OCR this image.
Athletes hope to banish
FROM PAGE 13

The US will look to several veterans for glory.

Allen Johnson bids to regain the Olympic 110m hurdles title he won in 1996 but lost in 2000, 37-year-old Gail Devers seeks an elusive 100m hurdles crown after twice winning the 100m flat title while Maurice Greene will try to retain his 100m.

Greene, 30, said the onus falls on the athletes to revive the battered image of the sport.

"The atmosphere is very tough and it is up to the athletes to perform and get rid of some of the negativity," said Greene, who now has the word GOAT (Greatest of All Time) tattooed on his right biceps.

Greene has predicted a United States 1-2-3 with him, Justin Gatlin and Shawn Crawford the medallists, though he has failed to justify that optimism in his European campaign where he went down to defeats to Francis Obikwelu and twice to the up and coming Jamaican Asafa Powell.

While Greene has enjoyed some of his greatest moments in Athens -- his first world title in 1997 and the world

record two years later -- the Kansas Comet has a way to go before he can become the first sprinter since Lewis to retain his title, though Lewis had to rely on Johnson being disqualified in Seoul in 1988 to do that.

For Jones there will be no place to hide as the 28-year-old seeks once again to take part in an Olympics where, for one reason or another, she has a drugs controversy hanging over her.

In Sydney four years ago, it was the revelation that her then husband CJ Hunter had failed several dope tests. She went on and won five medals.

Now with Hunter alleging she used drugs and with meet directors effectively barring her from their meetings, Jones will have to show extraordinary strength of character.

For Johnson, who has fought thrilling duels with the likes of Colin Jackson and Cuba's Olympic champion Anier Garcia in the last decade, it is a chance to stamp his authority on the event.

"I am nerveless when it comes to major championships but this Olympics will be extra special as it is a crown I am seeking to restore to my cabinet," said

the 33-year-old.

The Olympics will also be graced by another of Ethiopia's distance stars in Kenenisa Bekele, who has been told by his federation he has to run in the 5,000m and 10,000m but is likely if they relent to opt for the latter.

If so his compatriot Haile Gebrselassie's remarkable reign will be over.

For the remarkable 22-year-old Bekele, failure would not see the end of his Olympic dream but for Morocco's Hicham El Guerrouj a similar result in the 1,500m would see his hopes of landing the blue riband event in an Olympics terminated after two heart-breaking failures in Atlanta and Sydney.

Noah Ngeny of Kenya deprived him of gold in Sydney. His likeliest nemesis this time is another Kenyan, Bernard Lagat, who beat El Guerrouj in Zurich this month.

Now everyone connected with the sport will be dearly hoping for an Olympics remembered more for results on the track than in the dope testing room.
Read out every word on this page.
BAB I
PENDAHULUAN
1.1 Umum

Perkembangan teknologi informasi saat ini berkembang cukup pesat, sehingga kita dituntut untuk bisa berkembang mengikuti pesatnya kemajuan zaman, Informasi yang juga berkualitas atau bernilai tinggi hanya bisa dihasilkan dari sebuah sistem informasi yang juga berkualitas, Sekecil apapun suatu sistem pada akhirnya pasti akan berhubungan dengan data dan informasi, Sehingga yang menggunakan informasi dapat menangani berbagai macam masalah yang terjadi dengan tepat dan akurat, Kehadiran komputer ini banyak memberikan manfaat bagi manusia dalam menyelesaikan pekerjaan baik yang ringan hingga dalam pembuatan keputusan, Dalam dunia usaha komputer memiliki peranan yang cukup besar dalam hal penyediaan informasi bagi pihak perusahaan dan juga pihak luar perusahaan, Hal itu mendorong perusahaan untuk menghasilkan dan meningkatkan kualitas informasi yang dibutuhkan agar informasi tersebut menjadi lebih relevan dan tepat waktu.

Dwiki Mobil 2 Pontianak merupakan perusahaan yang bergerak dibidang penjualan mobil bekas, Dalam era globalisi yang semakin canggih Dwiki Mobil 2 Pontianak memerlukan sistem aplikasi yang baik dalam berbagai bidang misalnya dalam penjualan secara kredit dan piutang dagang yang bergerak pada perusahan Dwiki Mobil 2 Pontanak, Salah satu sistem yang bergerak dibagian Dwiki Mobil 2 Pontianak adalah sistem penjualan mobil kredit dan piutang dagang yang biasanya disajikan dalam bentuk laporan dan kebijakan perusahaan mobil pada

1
------------------------------------------------------------------------
SHORT EXERCISE: Give the complete listing a second time, exactly as it reads.

RESULT OF THIS TASK:
OCR this image.
Athletes hope to banish
FROM PAGE 13

The US will look to several veterans for glory.

Allen Johnson bids to regain the Olympic 110m hurdles title he won in 1996 but lost in 2000, 37-year-old Gail Devers seeks an elusive 100m hurdles crown after twice winning the 100m flat title while Maurice Greene will try to retain his 100m.

Greene, 30, said the onus falls on the athletes to revive the battered image of the sport.

"The atmosphere is very tough and it is up to the athletes to perform and get rid of some of the negativity," said Greene, who now has the word GOAT (Greatest of All Time) tattooed on his right biceps.

Greene has predicted a United States 1-2-3 with him, Justin Gatlin and Shawn Crawford the medallists, though he has failed to justify that optimism in his European campaign where he went down to defeats to Francis Obikwelu and twice to the up and coming Jamaican Asafa Powell.

While Greene has enjoyed some of his greatest moments in Athens -- his first world title in 1997 and the world

record two years later -- the Kansas Comet has a way to go before he can become the first sprinter since Lewis to retain his title, though Lewis had to rely on Johnson being disqualified in Seoul in 1988 to do that.

For Jones there will be no place to hide as the 28-year-old seeks once again to take part in an Olympics where, for one reason or another, she has a drugs controversy hanging over her.

In Sydney four years ago, it was the revelation that her then husband CJ Hunter had failed several dope tests. She went on and won five medals.

Now with Hunter alleging she used drugs and with meet directors effectively barring her from their meetings, Jones will have to show extraordinary strength of character.

For Johnson, who has fought thrilling duels with the likes of Colin Jackson and Cuba's Olympic champion Anier Garcia in the last decade, it is a chance to stamp his authority on the event.

"I am nerveless when it comes to major championships but this Olympics will be extra special as it is a crown I am seeking to restore to my cabinet," said

the 33-year-old.

The Olympics will also be graced by another of Ethiopia's distance stars in Kenenisa Bekele, who has been told by his federation he has to run in the 5,000m and 10,000m but is likely if they relent to opt for the latter.

If so his compatriot Haile Gebrselassie's remarkable reign will be over.

For the remarkable 22-year-old Bekele, failure would not see the end of his Olympic dream but for Morocco's Hicham El Guerrouj a similar result in the 1,500m would see his hopes of landing the blue riband event in an Olympics terminated after two heart-breaking failures in Atlanta and Sydney.

Noah Ngeny of Kenya deprived him of gold in Sydney. His likeliest nemesis this time is another Kenyan, Bernard Lagat, who beat El Guerrouj in Zurich this month.

Now everyone connected with the sport will be dearly hoping for an Olympics remembered more for results on the track than in the dope testing room.
Read out every word on this page.
BAB I
PENDAHULUAN
1.1 Umum

Perkembangan teknologi informasi saat ini berkembang cukup pesat, sehingga kita dituntut untuk bisa berkembang mengikuti pesatnya kemajuan zaman, Informasi yang juga berkualitas atau bernilai tinggi hanya bisa dihasilkan dari sebuah sistem informasi yang juga berkualitas, Sekecil apapun suatu sistem pada akhirnya pasti akan berhubungan dengan data dan informasi, Sehingga yang menggunakan informasi dapat menangani berbagai macam masalah yang terjadi dengan tepat dan akurat, Kehadiran komputer ini banyak memberikan manfaat bagi manusia dalam menyelesaikan pekerjaan baik yang ringan hingga dalam pembuatan keputusan, Dalam dunia usaha komputer memiliki peranan yang cukup besar dalam hal penyediaan informasi bagi pihak perusahaan dan juga pihak luar perusahaan, Hal itu mendorong perusahaan untuk menghasilkan dan meningkatkan kualitas informasi yang dibutuhkan agar informasi tersebut menjadi lebih relevan dan tepat waktu.

Dwiki Mobil 2 Pontianak merupakan perusahaan yang bergerak dibidang penjualan mobil bekas, Dalam era globalisi yang semakin canggih Dwiki Mobil 2 Pontianak memerlukan sistem aplikasi yang baik dalam berbagai bidang misalnya dalam penjualan secara kredit dan piutang dagang yang bergerak pada perusahan Dwiki Mobil 2 Pontanak, Salah satu sistem yang bergerak dibagian Dwiki Mobil 2 Pontianak adalah sistem penjualan mobil kredit dan piutang dagang yang biasanya disajikan dalam bentuk laporan dan kebijakan perusahaan mobil pada

1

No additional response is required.